OBJECTIVE
Reproduce the records below in full, substituting "value-dot" for every occurrence of "value-circle" and leaving everything else unchanged.

··· DATASET RECORDS

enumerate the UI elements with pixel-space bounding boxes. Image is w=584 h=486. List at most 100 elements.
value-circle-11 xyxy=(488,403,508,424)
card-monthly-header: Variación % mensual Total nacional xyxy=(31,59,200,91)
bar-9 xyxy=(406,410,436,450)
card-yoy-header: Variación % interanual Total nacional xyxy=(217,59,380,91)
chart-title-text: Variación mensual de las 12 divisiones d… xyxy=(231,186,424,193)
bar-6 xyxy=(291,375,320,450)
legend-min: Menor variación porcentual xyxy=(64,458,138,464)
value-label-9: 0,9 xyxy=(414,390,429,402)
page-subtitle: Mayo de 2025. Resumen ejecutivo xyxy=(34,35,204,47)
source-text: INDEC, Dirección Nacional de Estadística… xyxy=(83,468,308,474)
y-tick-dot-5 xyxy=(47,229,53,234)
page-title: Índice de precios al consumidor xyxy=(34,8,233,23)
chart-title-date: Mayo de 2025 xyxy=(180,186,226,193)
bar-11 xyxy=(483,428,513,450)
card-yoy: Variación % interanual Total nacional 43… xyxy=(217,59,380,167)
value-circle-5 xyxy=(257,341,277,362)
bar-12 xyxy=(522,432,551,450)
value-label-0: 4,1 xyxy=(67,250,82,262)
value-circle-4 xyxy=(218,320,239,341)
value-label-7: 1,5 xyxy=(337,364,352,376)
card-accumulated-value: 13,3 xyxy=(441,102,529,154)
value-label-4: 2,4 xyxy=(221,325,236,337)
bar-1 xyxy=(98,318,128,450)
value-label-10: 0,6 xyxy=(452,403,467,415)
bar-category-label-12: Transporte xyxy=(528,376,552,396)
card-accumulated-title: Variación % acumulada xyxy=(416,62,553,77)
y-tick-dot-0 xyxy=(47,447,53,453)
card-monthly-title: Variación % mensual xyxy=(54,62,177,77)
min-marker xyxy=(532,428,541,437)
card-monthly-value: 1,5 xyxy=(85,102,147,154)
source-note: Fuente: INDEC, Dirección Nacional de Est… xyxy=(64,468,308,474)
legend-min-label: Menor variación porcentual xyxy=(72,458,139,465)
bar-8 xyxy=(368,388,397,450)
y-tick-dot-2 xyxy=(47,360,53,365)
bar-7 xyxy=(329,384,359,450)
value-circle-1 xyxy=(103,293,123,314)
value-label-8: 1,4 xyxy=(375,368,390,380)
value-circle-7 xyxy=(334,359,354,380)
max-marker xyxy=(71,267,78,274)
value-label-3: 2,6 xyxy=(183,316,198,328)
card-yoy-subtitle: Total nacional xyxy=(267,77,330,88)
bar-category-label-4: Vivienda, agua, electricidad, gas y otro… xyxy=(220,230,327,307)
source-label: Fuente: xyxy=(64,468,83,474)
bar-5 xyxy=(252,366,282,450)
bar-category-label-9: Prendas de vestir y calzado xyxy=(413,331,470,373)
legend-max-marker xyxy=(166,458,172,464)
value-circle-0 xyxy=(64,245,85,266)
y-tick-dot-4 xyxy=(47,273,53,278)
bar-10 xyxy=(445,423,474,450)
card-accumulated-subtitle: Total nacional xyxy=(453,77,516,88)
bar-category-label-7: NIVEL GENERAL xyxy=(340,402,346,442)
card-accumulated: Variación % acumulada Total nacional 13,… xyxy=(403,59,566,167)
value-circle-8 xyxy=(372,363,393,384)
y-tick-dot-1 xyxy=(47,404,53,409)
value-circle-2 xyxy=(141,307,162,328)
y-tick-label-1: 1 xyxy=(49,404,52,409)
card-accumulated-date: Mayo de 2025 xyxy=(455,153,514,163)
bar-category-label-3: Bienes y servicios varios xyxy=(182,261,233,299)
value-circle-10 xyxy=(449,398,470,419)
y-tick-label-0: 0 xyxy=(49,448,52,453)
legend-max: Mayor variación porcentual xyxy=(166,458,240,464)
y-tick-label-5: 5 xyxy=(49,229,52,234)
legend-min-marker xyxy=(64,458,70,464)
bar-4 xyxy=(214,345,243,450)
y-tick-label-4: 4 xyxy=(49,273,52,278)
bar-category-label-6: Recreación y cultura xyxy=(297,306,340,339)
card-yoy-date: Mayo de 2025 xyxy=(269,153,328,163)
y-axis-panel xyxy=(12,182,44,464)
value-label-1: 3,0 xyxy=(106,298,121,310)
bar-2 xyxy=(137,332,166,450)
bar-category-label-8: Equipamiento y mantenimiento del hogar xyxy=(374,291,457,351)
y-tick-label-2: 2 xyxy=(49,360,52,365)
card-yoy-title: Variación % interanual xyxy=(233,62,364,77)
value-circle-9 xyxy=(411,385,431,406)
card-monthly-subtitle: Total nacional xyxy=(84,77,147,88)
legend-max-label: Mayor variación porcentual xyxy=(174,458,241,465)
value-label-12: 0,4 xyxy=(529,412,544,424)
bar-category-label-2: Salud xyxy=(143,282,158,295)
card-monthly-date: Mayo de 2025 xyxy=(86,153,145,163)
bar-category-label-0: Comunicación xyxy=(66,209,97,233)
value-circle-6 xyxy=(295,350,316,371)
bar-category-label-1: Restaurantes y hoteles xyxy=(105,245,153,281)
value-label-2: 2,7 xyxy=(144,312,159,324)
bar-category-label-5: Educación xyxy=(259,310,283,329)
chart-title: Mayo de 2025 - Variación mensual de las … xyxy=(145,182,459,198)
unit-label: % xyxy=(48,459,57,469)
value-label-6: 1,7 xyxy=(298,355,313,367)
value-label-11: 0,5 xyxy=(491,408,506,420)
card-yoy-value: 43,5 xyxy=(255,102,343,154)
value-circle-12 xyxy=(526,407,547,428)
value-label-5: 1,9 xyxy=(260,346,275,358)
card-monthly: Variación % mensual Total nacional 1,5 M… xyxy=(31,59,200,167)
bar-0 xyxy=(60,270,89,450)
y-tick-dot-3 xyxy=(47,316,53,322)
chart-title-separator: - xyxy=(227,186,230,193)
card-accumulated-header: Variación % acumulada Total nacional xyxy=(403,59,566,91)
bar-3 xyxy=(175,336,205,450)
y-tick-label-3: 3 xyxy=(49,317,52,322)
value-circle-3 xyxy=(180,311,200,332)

······

RESULT
enumerate the UI elements with pixel-space bounding boxes. Image is w=584 h=486. List at most 100 elements.
value-dot-11 xyxy=(488,403,508,424)
card-monthly-header: Variación % mensual Total nacional xyxy=(31,59,200,91)
bar-9 xyxy=(406,410,436,450)
card-yoy-header: Variación % interanual Total nacional xyxy=(217,59,380,91)
chart-title-text: Variación mensual de las 12 divisiones d… xyxy=(231,186,424,193)
bar-6 xyxy=(291,375,320,450)
legend-min: Menor variación porcentual xyxy=(64,458,138,464)
value-label-9: 0,9 xyxy=(414,390,429,402)
page-subtitle: Mayo de 2025. Resumen ejecutivo xyxy=(34,35,204,47)
source-text: INDEC, Dirección Nacional de Estadística… xyxy=(83,468,308,474)
y-tick-dot-5 xyxy=(47,229,53,234)
page-title: Índice de precios al consumidor xyxy=(34,8,233,23)
chart-title-date: Mayo de 2025 xyxy=(180,186,226,193)
bar-11 xyxy=(483,428,513,450)
card-yoy: Variación % interanual Total nacional 43… xyxy=(217,59,380,167)
value-dot-5 xyxy=(257,341,277,362)
bar-12 xyxy=(522,432,551,450)
value-label-0: 4,1 xyxy=(67,250,82,262)
value-dot-4 xyxy=(218,320,239,341)
value-label-7: 1,5 xyxy=(337,364,352,376)
card-accumulated-value: 13,3 xyxy=(441,102,529,154)
value-label-4: 2,4 xyxy=(221,325,236,337)
bar-1 xyxy=(98,318,128,450)
value-label-10: 0,6 xyxy=(452,403,467,415)
bar-category-label-12: Transporte xyxy=(528,376,552,396)
card-accumulated-title: Variación % acumulada xyxy=(416,62,553,77)
y-tick-dot-0 xyxy=(47,447,53,453)
card-monthly-title: Variación % mensual xyxy=(54,62,177,77)
min-marker xyxy=(532,428,541,437)
card-monthly-value: 1,5 xyxy=(85,102,147,154)
source-note: Fuente: INDEC, Dirección Nacional de Est… xyxy=(64,468,308,474)
legend-min-label: Menor variación porcentual xyxy=(72,458,139,465)
bar-8 xyxy=(368,388,397,450)
y-tick-dot-2 xyxy=(47,360,53,365)
bar-7 xyxy=(329,384,359,450)
value-dot-1 xyxy=(103,293,123,314)
value-label-8: 1,4 xyxy=(375,368,390,380)
value-dot-7 xyxy=(334,359,354,380)
max-marker xyxy=(71,267,78,274)
value-label-3: 2,6 xyxy=(183,316,198,328)
card-yoy-subtitle: Total nacional xyxy=(267,77,330,88)
bar-category-label-4: Vivienda, agua, electricidad, gas y otro… xyxy=(220,230,327,307)
source-label: Fuente: xyxy=(64,468,83,474)
bar-5 xyxy=(252,366,282,450)
bar-category-label-9: Prendas de vestir y calzado xyxy=(413,331,470,373)
legend-max-marker xyxy=(166,458,172,464)
value-dot-0 xyxy=(64,245,85,266)
y-tick-dot-4 xyxy=(47,273,53,278)
bar-10 xyxy=(445,423,474,450)
card-accumulated-subtitle: Total nacional xyxy=(453,77,516,88)
bar-category-label-7: NIVEL GENERAL xyxy=(340,402,346,442)
card-accumulated: Variación % acumulada Total nacional 13,… xyxy=(403,59,566,167)
value-dot-8 xyxy=(372,363,393,384)
y-tick-dot-1 xyxy=(47,404,53,409)
value-dot-2 xyxy=(141,307,162,328)
y-tick-label-1: 1 xyxy=(49,404,52,409)
card-accumulated-date: Mayo de 2025 xyxy=(455,153,514,163)
bar-category-label-3: Bienes y servicios varios xyxy=(182,261,233,299)
value-dot-10 xyxy=(449,398,470,419)
y-tick-label-0: 0 xyxy=(49,448,52,453)
legend-max: Mayor variación porcentual xyxy=(166,458,240,464)
y-tick-label-5: 5 xyxy=(49,229,52,234)
legend-min-marker xyxy=(64,458,70,464)
bar-4 xyxy=(214,345,243,450)
y-tick-label-4: 4 xyxy=(49,273,52,278)
bar-category-label-6: Recreación y cultura xyxy=(297,306,340,339)
card-yoy-date: Mayo de 2025 xyxy=(269,153,328,163)
y-axis-panel xyxy=(12,182,44,464)
value-label-1: 3,0 xyxy=(106,298,121,310)
bar-2 xyxy=(137,332,166,450)
bar-category-label-8: Equipamiento y mantenimiento del hogar xyxy=(374,291,457,351)
y-tick-label-2: 2 xyxy=(49,360,52,365)
card-yoy-title: Variación % interanual xyxy=(233,62,364,77)
value-dot-9 xyxy=(411,385,431,406)
card-monthly-subtitle: Total nacional xyxy=(84,77,147,88)
legend-max-label: Mayor variación porcentual xyxy=(174,458,241,465)
value-label-12: 0,4 xyxy=(529,412,544,424)
bar-category-label-2: Salud xyxy=(143,282,158,295)
card-monthly-date: Mayo de 2025 xyxy=(86,153,145,163)
bar-category-label-0: Comunicación xyxy=(66,209,97,233)
value-dot-6 xyxy=(295,350,316,371)
bar-category-label-1: Restaurantes y hoteles xyxy=(105,245,153,281)
value-label-2: 2,7 xyxy=(144,312,159,324)
bar-category-label-5: Educación xyxy=(259,310,283,329)
chart-title: Mayo de 2025 - Variación mensual de las … xyxy=(145,182,459,198)
unit-label: % xyxy=(48,459,57,469)
value-label-6: 1,7 xyxy=(298,355,313,367)
value-label-11: 0,5 xyxy=(491,408,506,420)
card-yoy-value: 43,5 xyxy=(255,102,343,154)
value-dot-12 xyxy=(526,407,547,428)
value-label-5: 1,9 xyxy=(260,346,275,358)
card-monthly: Variación % mensual Total nacional 1,5 M… xyxy=(31,59,200,167)
bar-0 xyxy=(60,270,89,450)
y-tick-dot-3 xyxy=(47,316,53,322)
chart-title-separator: - xyxy=(227,186,230,193)
card-accumulated-header: Variación % acumulada Total nacional xyxy=(403,59,566,91)
bar-3 xyxy=(175,336,205,450)
y-tick-label-3: 3 xyxy=(49,317,52,322)
value-dot-3 xyxy=(180,311,200,332)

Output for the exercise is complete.